Extract to read:
▼

Q: The debate about the location of a public safety training center is an example of longstanding tension over whether Atlanta’s urban planning should be more top-down from corporations and private groups or more bottom-up from communities and neighborhoods. What is your approach to planning processes and is there a specific change you would make? 

A: Genuine public engagement is critical for the city of Atlanta. This does not mean excluding the input and advice of experts, but it does require a sometimes lengthier process of community engagement. In a situation like the public safety training center, the city could have done a broad location search, presented three possible options to the community that would all meet the requirements for the facility, and solicited more than just “yes or no” feedback. If our community had three equally feasible options to debate, it’s possible (though, in my eyes, not likely) that we would have settled on the location chosen by the city. Without a process that presents real options, we will never know and there will continue to be unresolved rancor surrounding a facility that is by all accounts critically needed.

Q: Do you support the Atlanta public safety training center’s location on Key Road in DeKalb County? Why or why not? 

A: I do not. I was interviewed at length on this topic and would refer readers to the July 8th episode of the A+ Political Podcast.

Q: Who is the main expert you turn to for information on understanding and addressing crime and what is an important fact you have learned from them? 

A: One of my dearest friends has been an activist in the prison/justice/policing space for the past several decades. When we met, she was working for the Harvard Prison Law Project. Since then, she has gone on to be a Robert Bosch Fellow where she studied the prison and policing systems of Germany. She now is the COO of the International Refugee Assistance Project. She is who I speak with most about issues surrounding crime in our country. She has pushed me to really consider our incarceration practices as a community and what we can do better and differently to support a more holistically sound justice system. I also met with directors of Police Alternatives and Diversion very early in my campaign because I wanted to be able to completely understand their work and ways that I could dovetail with and champion the initiative.

Q: What are some areas of opportunity for the mayor’s office to work in partnership with the Atlanta Public Schools superintendent and board? 

A: We must build bridges between the school board and city council. At times it has seemed like the relationship between these two bodies is fractious, but this does not serve our community. The city can and must work to assure that we have complete streets so that our children can move to and from their schools and school buses in safety, this means sidewalks, crosswalks, lighting, and signaling. We must also address that property taxes in the city are partially controlled by the Atlanta Public Schools and that they provide no cap for annual increases. For our families to have predictable, steady, affordable housing, we must be able to plan for tax increases. The city, the county, and the school system must be of one accord about assuring affordable housing for our community.

Q: Anything else that you want to share for voters who may be undecided? 

A: I have been privileged to serve our community as an educator for nearly 10 years at both the middle school and high school levels. Being a teacher gives one direct, daily insight into the needs of a community that not many have access to. My years in education will always shape who I am as a person and who I am as a leader, but teaching during this pandemic has changed me more than all the prior years combined. It has long been acknowledged that teachers serve communities in far more than just meeting the educational needs of our children; but during these pandemic years, educators and school staff were asked to stand in the gap left by our society. Teachers should not be standing in this gap. We need to work to build a society that bridges the chasm and we must build services that uplift our families and children.

▲

Supplied data:
▼

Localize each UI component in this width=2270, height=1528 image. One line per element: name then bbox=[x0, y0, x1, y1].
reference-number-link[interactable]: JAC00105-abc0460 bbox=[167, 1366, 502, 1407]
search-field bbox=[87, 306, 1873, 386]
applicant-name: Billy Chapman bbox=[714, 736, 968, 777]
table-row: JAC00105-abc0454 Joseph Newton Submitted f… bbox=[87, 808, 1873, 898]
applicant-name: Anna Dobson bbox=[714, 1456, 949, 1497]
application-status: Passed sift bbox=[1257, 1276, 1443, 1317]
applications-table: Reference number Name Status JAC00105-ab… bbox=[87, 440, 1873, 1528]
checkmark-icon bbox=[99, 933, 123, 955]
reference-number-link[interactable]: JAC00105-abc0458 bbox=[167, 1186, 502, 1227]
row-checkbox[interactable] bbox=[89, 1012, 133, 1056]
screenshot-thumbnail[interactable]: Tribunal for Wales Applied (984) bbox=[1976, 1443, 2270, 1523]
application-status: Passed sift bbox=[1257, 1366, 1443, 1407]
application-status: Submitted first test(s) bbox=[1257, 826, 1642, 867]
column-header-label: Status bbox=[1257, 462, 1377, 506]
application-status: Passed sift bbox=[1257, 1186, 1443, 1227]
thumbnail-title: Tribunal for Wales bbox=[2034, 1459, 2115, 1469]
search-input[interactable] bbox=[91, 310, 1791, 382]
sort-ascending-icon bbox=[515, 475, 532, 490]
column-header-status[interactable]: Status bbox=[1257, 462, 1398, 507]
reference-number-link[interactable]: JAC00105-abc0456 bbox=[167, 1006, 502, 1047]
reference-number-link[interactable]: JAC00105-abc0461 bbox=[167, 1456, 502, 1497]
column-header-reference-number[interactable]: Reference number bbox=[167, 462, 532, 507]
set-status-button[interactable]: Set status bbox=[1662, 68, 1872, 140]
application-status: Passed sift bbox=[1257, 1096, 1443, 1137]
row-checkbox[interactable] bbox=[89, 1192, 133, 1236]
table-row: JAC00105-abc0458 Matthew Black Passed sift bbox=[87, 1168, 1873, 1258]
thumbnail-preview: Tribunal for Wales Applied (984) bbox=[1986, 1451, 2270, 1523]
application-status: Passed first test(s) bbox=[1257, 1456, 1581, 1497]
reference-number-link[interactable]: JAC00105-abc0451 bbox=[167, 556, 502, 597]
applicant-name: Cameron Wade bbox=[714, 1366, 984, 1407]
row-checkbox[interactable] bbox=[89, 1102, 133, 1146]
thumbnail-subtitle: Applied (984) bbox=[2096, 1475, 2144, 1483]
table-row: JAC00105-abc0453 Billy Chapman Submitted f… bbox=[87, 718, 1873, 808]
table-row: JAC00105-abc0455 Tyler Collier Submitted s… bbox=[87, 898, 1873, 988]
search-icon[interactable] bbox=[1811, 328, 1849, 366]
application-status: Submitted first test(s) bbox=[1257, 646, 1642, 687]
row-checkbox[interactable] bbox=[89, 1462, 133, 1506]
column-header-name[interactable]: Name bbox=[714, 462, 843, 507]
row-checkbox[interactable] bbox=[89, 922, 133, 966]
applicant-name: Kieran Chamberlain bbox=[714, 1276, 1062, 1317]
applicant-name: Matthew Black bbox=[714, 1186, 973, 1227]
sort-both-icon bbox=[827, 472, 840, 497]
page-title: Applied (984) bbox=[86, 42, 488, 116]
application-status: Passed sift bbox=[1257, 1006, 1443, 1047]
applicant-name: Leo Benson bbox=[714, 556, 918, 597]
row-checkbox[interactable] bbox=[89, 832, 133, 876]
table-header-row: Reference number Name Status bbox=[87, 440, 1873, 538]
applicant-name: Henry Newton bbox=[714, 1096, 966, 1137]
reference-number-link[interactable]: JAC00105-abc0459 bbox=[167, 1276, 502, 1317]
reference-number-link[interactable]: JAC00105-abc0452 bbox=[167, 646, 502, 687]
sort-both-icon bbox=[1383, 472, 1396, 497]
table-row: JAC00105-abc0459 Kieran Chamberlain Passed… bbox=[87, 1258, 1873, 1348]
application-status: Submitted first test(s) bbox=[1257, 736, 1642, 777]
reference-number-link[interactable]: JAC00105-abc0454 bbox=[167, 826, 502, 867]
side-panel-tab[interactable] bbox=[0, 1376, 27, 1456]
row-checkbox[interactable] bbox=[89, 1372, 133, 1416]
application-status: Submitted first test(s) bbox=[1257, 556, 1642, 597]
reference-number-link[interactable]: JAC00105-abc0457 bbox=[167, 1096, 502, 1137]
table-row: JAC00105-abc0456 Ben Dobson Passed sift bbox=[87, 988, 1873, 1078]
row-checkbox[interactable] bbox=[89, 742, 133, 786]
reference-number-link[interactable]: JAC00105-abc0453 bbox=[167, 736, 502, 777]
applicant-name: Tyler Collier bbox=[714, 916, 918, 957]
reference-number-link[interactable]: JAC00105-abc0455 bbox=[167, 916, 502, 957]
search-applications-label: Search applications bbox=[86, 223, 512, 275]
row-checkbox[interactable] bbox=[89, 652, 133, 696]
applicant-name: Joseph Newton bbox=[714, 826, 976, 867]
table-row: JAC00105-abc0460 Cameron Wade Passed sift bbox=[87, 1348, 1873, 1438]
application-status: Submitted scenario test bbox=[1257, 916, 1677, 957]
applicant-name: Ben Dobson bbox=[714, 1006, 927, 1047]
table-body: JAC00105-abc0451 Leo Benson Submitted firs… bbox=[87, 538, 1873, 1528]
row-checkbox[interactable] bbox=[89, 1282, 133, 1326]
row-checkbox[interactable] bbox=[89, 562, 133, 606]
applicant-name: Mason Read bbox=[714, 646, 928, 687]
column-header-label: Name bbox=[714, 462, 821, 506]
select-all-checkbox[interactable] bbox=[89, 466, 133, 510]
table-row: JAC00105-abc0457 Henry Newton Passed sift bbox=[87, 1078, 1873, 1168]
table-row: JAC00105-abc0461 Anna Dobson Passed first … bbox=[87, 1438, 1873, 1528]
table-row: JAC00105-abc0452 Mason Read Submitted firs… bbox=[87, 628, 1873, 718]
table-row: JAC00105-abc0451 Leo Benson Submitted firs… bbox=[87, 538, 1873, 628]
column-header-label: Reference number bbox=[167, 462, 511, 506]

▲

Required work:
(1) Could you retype the part of the Atlanta interview between "A: We must build" and "may be undecided?", inclusive?
(2) Answer these questions about the Atlanta interview:
(a) Which podcast episode are readers pointed to on the training center's location?
(b) Which country's prison and policing systems did the friend study as a Robert Bosch Fellow?
(c) For how long has the speaker served as an educator?

Answer list:
(1)
A: We must build bridges between the school board and city council. At times it has seemed like the relationship between these two bodies is fractious, but this does not serve our community. The city can and must work to assure that we have complete streets so that our children can move to and from their schools and school buses in safety, this means sidewalks, crosswalks, lighting, and signaling. We must also address that property taxes in the city are partially controlled by the Atlanta Public Schools and that they provide no cap for annual increases. For our families to have predictable, steady, affordable housing, we must be able to plan for tax increases. The city, the county, and the school system must be of one accord about assuring affordable housing for our community.

Q: Anything else that you want to share for voters who may be undecided?

(2)
(a) The July 8th episode of the A+ Political Podcast.
(b) Germany.
(c) Nearly 10 years.